> _Raw data_:
##########

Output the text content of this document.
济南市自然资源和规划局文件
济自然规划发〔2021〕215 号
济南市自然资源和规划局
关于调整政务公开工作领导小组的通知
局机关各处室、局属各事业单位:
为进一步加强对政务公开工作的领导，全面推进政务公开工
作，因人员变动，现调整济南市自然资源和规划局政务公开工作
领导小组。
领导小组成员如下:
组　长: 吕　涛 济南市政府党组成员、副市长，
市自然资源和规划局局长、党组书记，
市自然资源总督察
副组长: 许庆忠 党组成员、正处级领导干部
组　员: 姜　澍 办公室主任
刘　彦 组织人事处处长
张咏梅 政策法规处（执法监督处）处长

##########

> _What you are asked to do_: Restate each record exactly as written.

> _Full answer_:
Output the text content of this document.
济南市自然资源和规划局文件
济自然规划发〔2021〕215 号
济南市自然资源和规划局
关于调整政务公开工作领导小组的通知
局机关各处室、局属各事业单位:
为进一步加强对政务公开工作的领导，全面推进政务公开工
作，因人员变动，现调整济南市自然资源和规划局政务公开工作
领导小组。
领导小组成员如下:
组　长: 吕　涛 济南市政府党组成员、副市长，
市自然资源和规划局局长、党组书记，
市自然资源总督察
副组长: 许庆忠 党组成员、正处级领导干部
组　员: 姜　澍 办公室主任
刘　彦 组织人事处处长
张咏梅 政策法规处（执法监督处）处长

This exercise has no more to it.